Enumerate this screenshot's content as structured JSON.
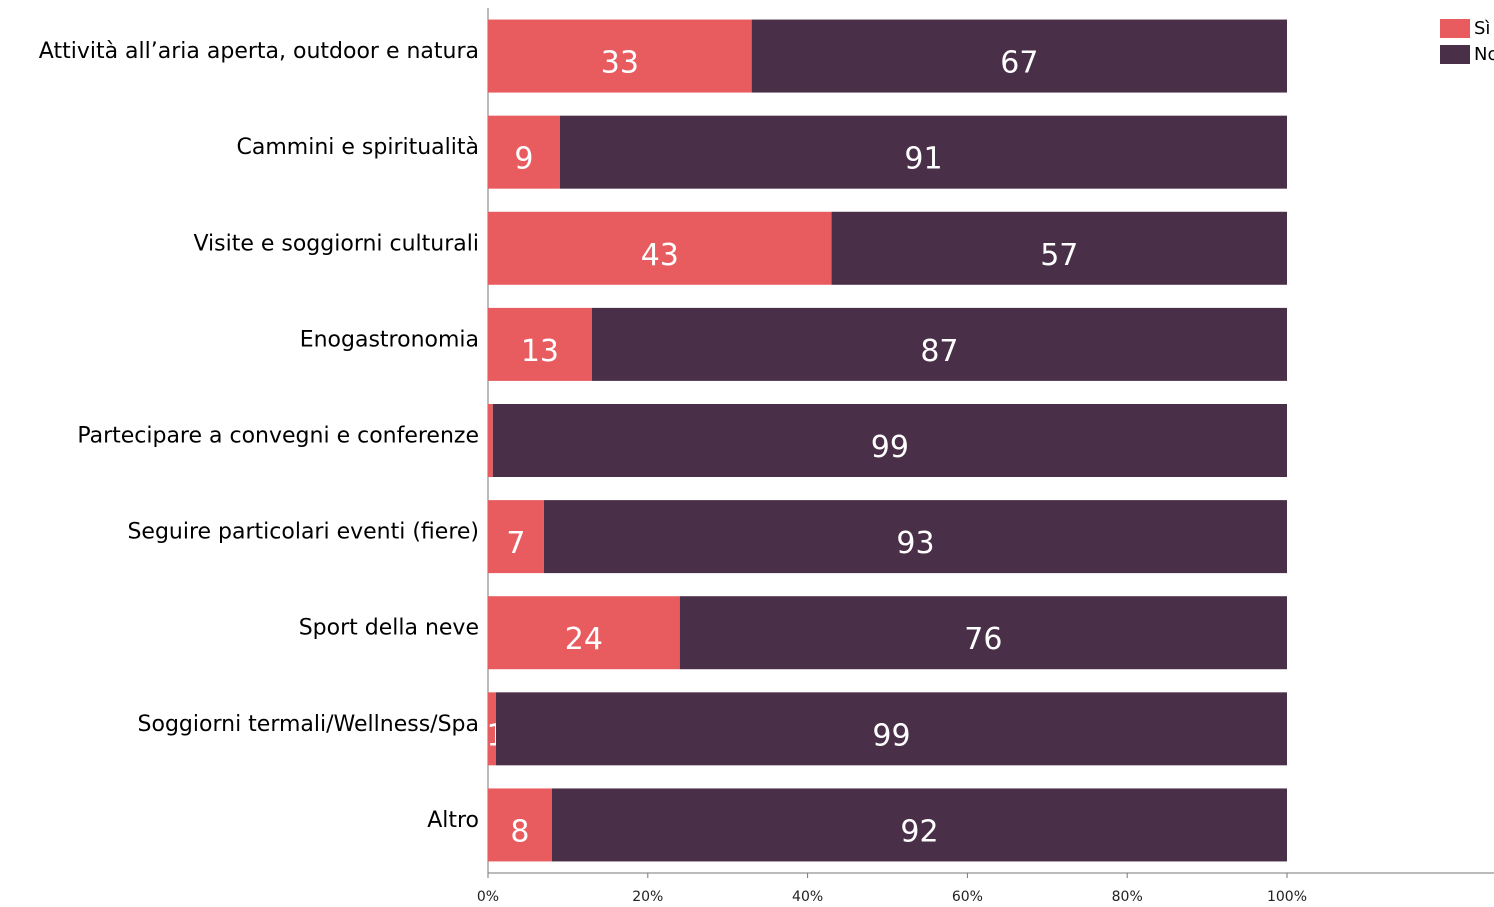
{
  "chart_data": {
    "type": "stacked-bar-horizontal",
    "categories": [
      "Attività all’aria aperta, outdoor e natura",
      "Cammini e spiritualità",
      "Visite e soggiorni culturali",
      "Enogastronomia",
      "Partecipare a convegni e conferenze",
      "Seguire particolari eventi (fiere)",
      "Sport della neve",
      "Soggiorni termali/Wellness/Spa",
      "Altro"
    ],
    "series": [
      {
        "name": "Sì",
        "color": "#e85c5f",
        "values": [
          33,
          9,
          43,
          13,
          0.6,
          7,
          24,
          1,
          8
        ],
        "value_labels": [
          "33",
          "9",
          "43",
          "13",
          null,
          "7",
          "24",
          "1",
          "8"
        ]
      },
      {
        "name": "No",
        "color": "#4a2f48",
        "values": [
          67,
          91,
          57,
          87,
          99.4,
          93,
          76,
          99,
          92
        ],
        "value_labels": [
          "67",
          "91",
          "57",
          "87",
          "99",
          "93",
          "76",
          "99",
          "92"
        ]
      }
    ],
    "xlim": [
      0,
      126
    ],
    "xticks": [
      {
        "value": 0,
        "label": "0%"
      },
      {
        "value": 20,
        "label": "20%"
      },
      {
        "value": 40,
        "label": "40%"
      },
      {
        "value": 60,
        "label": "60%"
      },
      {
        "value": 80,
        "label": "80%"
      },
      {
        "value": 100,
        "label": "100%"
      }
    ],
    "legend": "top-right"
  }
}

| Task objective |
Leave out the pictures and reproduce the rest of the listing exactly.

| Completed task |
Enumerate this screenshot's content as structured JSON.
{
  "chart_data": {
    "type": "stacked-bar-horizontal",
    "categories": [
      "Attività all’aria aperta, outdoor e natura",
      "Cammini e spiritualità",
      "Visite e soggiorni culturali",
      "Enogastronomia",
      "Partecipare a convegni e conferenze",
      "Seguire particolari eventi (fiere)",
      "Sport della neve",
      "Soggiorni termali/Wellness/Spa",
      "Altro"
    ],
    "series": [
      {
        "name": "Sì",
        "color": "#e85c5f",
        "values": [
          33,
          9,
          43,
          13,
          0.6,
          7,
          24,
          1,
          8
        ],
        "value_labels": [
          "33",
          "9",
          "43",
          "13",
          null,
          "7",
          "24",
          "1",
          "8"
        ]
      },
      {
        "name": "No",
        "color": "#4a2f48",
        "values": [
          67,
          91,
          57,
          87,
          99.4,
          93,
          76,
          99,
          92
        ],
        "value_labels": [
          "67",
          "91",
          "57",
          "87",
          "99",
          "93",
          "76",
          "99",
          "92"
        ]
      }
    ],
    "xlim": [
      0,
      126
    ],
    "xticks": [
      {
        "value": 0,
        "label": "0%"
      },
      {
        "value": 20,
        "label": "20%"
      },
      {
        "value": 40,
        "label": "40%"
      },
      {
        "value": 60,
        "label": "60%"
      },
      {
        "value": 80,
        "label": "80%"
      },
      {
        "value": 100,
        "label": "100%"
      }
    ],
    "legend": "top-right"
  }
}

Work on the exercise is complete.